The request:
Collect the lines of the entries where "over" shows up.

[Source records]
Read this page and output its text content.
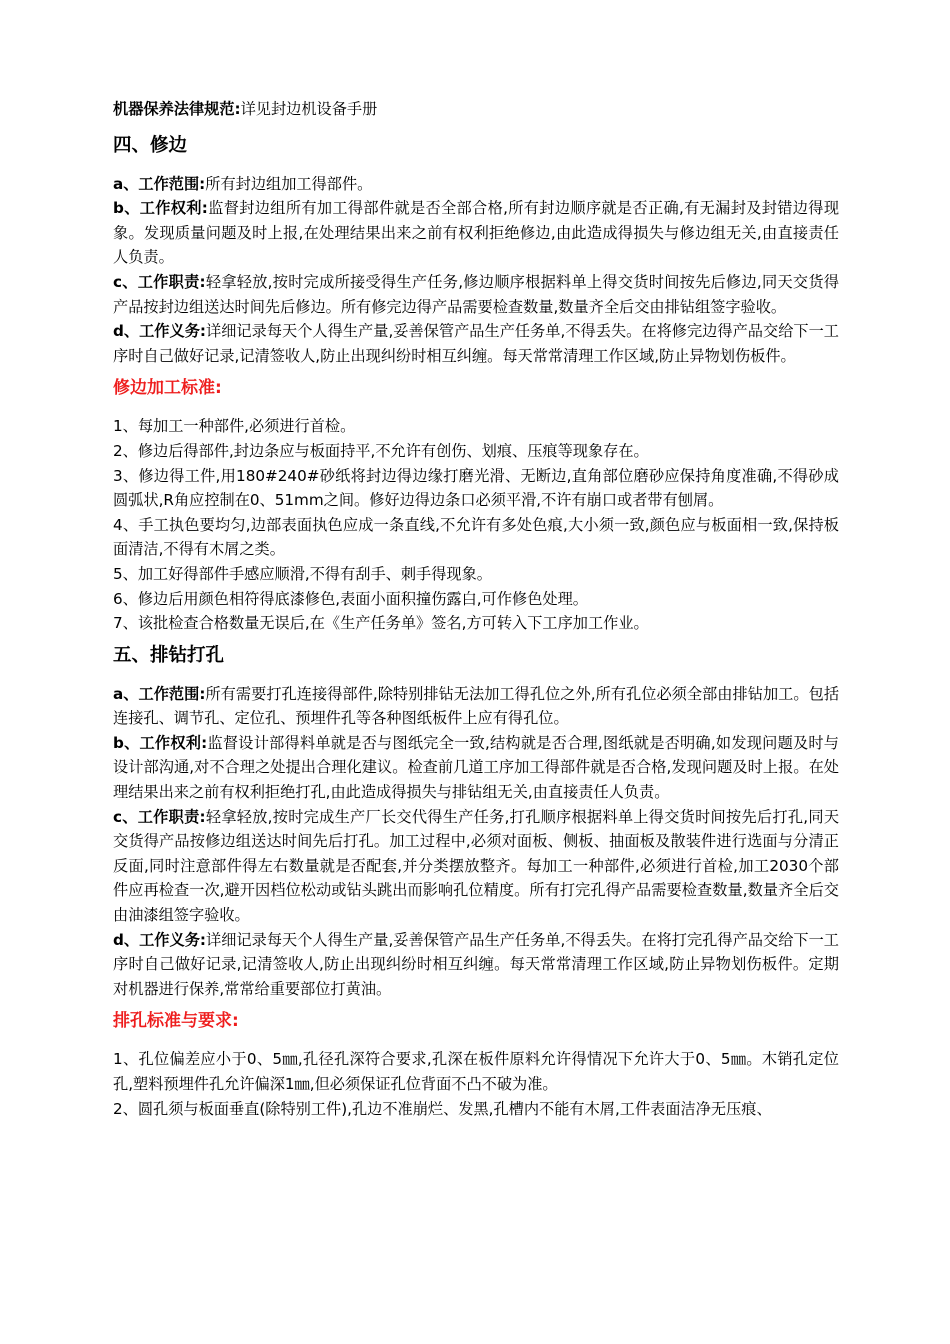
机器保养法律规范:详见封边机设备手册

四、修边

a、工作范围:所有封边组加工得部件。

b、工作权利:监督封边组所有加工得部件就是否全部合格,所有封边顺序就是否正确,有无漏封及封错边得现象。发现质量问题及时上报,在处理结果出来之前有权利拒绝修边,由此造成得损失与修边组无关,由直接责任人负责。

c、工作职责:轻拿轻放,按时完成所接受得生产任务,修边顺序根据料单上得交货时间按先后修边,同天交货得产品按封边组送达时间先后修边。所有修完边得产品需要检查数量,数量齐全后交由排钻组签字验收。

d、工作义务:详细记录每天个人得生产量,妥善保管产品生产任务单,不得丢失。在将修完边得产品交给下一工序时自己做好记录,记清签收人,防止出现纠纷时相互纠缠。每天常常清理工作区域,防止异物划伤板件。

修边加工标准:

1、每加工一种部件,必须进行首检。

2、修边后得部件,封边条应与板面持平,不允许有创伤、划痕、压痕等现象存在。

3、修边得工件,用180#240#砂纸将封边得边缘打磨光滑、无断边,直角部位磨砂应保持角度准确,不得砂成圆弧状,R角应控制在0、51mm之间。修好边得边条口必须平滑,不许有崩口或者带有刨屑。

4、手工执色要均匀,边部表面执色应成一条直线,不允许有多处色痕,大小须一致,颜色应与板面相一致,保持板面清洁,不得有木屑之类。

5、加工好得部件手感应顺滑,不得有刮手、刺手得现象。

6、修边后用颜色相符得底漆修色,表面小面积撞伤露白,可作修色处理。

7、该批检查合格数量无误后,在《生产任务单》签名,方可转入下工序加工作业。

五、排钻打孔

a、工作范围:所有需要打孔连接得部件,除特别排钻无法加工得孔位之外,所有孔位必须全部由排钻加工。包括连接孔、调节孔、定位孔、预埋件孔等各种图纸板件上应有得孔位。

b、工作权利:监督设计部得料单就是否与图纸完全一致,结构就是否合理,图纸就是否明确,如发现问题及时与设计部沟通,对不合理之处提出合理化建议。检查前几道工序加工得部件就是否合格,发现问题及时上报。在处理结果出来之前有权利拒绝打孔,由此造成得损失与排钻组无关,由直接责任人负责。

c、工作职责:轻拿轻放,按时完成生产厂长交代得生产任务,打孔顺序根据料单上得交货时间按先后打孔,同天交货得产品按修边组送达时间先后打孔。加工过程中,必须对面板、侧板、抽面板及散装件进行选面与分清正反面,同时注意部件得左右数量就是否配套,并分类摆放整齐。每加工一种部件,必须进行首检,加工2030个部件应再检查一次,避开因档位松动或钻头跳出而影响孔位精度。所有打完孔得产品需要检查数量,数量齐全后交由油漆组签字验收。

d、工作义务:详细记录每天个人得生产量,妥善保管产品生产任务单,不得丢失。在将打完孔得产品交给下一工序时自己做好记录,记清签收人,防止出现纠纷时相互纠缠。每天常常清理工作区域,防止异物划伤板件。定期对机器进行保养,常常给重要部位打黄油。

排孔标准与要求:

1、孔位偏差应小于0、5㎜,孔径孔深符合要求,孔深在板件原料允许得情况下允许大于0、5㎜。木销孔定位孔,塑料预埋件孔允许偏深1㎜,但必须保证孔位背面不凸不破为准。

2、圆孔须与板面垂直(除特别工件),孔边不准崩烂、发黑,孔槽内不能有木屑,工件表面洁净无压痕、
==
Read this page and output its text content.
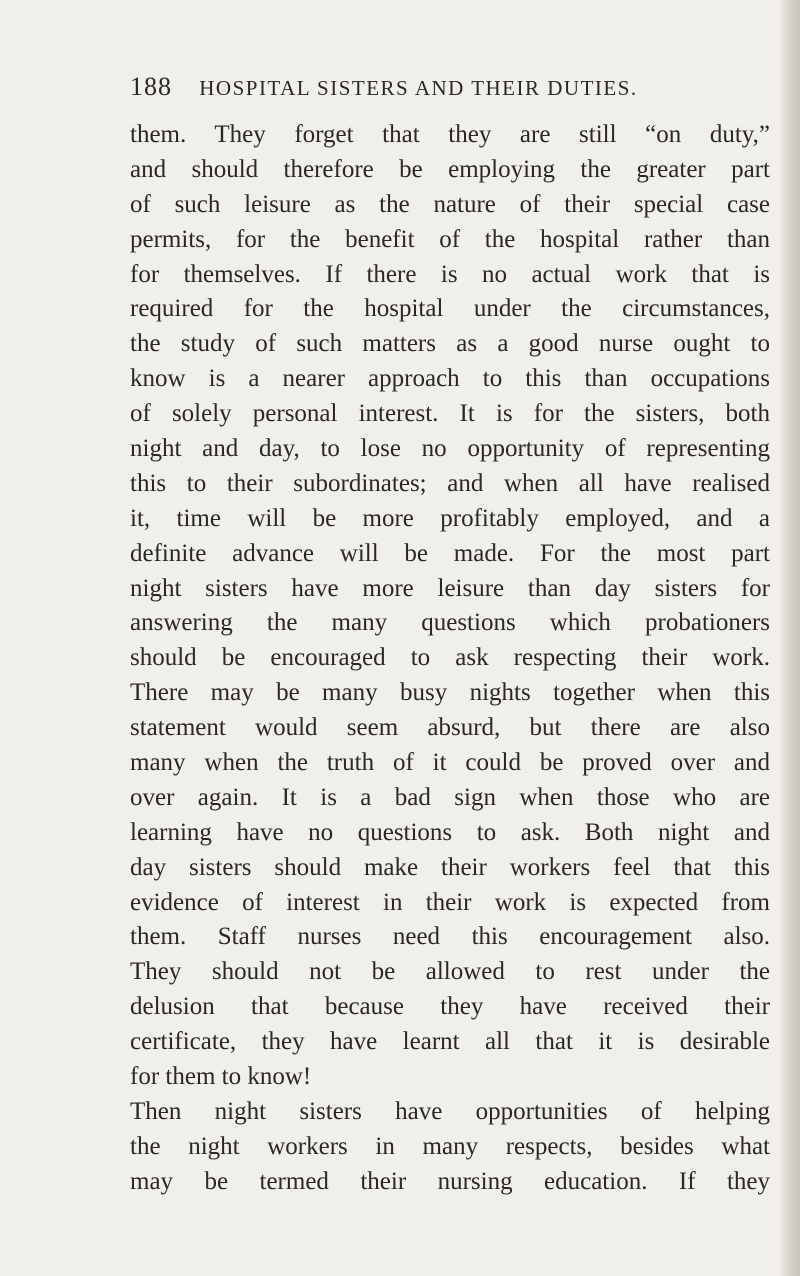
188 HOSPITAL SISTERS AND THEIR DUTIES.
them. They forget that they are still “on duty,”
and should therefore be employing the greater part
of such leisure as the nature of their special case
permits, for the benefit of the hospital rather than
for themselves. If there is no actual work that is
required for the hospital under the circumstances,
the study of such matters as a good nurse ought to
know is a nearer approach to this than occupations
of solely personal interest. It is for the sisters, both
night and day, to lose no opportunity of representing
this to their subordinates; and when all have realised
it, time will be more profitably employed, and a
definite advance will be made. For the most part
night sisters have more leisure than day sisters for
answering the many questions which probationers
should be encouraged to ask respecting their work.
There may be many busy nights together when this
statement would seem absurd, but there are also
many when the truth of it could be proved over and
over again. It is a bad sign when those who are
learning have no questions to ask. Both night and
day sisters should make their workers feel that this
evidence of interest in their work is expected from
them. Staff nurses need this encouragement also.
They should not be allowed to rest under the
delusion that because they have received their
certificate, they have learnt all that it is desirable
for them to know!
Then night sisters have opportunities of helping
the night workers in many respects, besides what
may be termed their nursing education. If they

The output:
many when the truth of it could be proved over and
over again. It is a bad sign when those who are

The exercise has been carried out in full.